Records from a collection of figures:

━━━━━━━━

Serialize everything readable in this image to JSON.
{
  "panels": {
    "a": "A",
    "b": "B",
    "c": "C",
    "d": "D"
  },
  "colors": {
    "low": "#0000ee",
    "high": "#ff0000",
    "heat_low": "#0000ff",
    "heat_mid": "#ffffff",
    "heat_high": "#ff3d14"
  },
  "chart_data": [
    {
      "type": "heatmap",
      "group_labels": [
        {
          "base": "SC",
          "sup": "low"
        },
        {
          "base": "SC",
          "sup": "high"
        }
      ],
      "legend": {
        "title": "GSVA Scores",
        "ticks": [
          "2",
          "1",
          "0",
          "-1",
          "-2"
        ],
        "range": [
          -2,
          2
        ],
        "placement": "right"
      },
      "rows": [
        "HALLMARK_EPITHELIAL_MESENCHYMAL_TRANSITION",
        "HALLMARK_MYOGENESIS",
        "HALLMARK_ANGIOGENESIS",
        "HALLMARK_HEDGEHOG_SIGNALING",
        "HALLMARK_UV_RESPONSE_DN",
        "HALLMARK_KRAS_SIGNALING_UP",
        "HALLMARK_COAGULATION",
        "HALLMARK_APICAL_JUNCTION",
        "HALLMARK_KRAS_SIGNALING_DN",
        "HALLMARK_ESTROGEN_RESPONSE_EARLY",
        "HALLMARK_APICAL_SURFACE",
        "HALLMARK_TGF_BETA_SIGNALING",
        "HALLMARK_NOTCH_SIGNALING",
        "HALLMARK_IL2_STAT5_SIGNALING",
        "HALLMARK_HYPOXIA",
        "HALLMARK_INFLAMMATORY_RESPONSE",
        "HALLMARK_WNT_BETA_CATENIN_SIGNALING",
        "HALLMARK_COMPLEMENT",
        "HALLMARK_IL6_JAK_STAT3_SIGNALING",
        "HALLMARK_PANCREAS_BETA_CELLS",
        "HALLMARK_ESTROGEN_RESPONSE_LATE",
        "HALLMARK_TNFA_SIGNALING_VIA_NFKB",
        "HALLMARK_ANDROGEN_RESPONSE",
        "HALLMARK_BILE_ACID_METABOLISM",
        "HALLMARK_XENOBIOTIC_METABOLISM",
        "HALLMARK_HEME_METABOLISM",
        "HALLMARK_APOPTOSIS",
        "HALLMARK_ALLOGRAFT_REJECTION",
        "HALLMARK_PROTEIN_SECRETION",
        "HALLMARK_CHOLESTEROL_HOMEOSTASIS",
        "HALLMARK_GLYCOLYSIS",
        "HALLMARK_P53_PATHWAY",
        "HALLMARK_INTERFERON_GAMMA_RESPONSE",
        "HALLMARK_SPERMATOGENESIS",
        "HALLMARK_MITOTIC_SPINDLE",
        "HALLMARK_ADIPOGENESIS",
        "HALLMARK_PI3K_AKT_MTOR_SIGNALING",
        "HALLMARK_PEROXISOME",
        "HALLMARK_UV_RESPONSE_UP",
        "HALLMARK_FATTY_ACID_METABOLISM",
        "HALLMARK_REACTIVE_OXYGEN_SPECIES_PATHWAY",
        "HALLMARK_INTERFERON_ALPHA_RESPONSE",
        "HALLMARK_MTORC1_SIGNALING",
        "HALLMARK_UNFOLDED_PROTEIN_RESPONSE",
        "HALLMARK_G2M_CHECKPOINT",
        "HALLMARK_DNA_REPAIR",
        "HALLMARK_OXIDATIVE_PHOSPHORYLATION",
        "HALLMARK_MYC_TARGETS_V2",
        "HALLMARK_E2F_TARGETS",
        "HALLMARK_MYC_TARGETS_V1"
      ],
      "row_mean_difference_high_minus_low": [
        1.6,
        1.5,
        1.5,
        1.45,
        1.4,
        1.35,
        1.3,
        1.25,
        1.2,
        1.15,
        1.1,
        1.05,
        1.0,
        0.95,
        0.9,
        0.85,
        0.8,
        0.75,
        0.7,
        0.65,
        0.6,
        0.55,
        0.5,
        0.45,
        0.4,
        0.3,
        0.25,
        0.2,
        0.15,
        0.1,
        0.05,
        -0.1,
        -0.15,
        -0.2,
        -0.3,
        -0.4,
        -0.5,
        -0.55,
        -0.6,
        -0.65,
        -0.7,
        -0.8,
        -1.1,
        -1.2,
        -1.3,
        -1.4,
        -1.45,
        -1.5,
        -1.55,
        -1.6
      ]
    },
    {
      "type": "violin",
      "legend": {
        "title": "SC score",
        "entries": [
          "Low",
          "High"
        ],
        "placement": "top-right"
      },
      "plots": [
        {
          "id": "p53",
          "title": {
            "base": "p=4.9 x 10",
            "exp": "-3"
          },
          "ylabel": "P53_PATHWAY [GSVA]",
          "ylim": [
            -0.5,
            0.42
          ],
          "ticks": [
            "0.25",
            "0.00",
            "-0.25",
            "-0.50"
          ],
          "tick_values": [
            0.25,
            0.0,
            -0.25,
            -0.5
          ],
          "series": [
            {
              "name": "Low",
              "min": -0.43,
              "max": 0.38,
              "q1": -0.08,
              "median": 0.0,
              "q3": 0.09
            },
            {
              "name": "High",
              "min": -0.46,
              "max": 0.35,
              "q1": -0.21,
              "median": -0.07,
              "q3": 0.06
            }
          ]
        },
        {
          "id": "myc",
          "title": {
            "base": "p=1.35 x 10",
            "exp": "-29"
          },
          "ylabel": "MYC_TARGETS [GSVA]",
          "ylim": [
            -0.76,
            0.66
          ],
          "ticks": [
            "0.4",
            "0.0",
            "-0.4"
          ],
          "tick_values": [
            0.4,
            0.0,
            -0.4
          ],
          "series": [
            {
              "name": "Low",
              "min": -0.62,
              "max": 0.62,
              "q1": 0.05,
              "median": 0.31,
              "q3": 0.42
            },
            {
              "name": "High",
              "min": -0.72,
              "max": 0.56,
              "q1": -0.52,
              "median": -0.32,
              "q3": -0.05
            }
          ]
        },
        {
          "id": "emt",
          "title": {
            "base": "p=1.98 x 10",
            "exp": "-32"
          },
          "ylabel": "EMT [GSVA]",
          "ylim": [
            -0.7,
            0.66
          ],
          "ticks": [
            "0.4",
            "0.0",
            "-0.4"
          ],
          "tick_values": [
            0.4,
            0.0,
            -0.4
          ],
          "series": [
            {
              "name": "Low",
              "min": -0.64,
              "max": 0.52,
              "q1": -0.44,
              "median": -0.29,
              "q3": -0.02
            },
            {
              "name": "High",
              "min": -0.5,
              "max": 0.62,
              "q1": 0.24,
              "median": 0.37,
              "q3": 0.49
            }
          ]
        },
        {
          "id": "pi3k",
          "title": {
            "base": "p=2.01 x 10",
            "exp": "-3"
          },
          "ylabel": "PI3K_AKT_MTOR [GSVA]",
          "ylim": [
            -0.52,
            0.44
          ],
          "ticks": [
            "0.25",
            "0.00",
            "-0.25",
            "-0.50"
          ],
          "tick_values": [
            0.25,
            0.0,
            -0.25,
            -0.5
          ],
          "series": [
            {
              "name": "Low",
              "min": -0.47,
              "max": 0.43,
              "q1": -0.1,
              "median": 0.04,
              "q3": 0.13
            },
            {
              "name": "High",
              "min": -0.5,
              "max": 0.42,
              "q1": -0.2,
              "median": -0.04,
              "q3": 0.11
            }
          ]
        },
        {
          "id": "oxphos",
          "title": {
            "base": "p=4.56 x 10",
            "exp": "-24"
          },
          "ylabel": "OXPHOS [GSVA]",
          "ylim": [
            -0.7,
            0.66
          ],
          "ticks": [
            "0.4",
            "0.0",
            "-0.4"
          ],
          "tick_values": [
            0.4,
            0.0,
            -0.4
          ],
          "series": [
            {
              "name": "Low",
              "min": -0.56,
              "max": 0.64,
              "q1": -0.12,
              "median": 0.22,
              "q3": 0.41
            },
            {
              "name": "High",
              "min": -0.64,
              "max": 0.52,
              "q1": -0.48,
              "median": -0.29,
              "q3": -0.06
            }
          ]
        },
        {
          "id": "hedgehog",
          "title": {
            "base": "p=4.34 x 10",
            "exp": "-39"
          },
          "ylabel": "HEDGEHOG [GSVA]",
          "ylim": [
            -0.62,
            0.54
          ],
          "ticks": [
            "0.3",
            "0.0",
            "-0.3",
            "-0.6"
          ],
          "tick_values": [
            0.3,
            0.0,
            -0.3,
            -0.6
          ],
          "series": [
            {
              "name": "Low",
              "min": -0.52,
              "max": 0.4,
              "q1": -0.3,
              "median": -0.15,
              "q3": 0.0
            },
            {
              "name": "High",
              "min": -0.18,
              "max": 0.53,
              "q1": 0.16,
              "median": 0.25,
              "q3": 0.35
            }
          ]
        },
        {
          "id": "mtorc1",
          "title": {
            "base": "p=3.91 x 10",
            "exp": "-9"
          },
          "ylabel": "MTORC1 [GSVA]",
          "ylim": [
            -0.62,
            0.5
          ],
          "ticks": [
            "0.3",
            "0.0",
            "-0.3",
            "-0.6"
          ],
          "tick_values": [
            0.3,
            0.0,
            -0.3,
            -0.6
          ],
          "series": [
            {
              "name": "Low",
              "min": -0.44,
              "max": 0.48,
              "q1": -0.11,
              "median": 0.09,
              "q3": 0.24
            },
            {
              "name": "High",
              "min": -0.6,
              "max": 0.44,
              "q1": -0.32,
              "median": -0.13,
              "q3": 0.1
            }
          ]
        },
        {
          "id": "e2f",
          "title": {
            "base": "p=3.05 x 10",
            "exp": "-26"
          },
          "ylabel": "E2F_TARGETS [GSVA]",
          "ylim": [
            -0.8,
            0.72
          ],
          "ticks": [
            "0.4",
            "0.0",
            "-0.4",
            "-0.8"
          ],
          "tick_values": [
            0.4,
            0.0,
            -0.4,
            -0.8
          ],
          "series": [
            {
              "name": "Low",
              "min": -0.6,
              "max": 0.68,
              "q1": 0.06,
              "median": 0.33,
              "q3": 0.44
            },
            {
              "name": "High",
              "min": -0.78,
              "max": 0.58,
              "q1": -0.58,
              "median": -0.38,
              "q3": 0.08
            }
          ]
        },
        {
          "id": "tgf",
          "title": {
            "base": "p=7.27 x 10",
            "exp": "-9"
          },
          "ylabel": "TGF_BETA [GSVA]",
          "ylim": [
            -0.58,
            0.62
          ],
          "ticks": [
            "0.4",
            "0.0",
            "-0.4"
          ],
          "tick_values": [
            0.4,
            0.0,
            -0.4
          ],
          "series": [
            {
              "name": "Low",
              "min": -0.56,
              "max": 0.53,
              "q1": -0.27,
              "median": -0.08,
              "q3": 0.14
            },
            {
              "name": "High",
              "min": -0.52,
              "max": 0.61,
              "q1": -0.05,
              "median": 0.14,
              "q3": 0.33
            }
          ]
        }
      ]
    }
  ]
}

━━━━━━━━

Task item:
Each line of the data above containing the string "ylabel" is to be copied.

Result:
          "ylabel": "P53_PATHWAY [GSVA]",
          "ylabel": "MYC_TARGETS [GSVA]",
          "ylabel": "EMT [GSVA]",
          "ylabel": "PI3K_AKT_MTOR [GSVA]",
          "ylabel": "OXPHOS [GSVA]",
          "ylabel": "HEDGEHOG [GSVA]",
          "ylabel": "MTORC1 [GSVA]",
          "ylabel": "E2F_TARGETS [GSVA]",
          "ylabel": "TGF_BETA [GSVA]",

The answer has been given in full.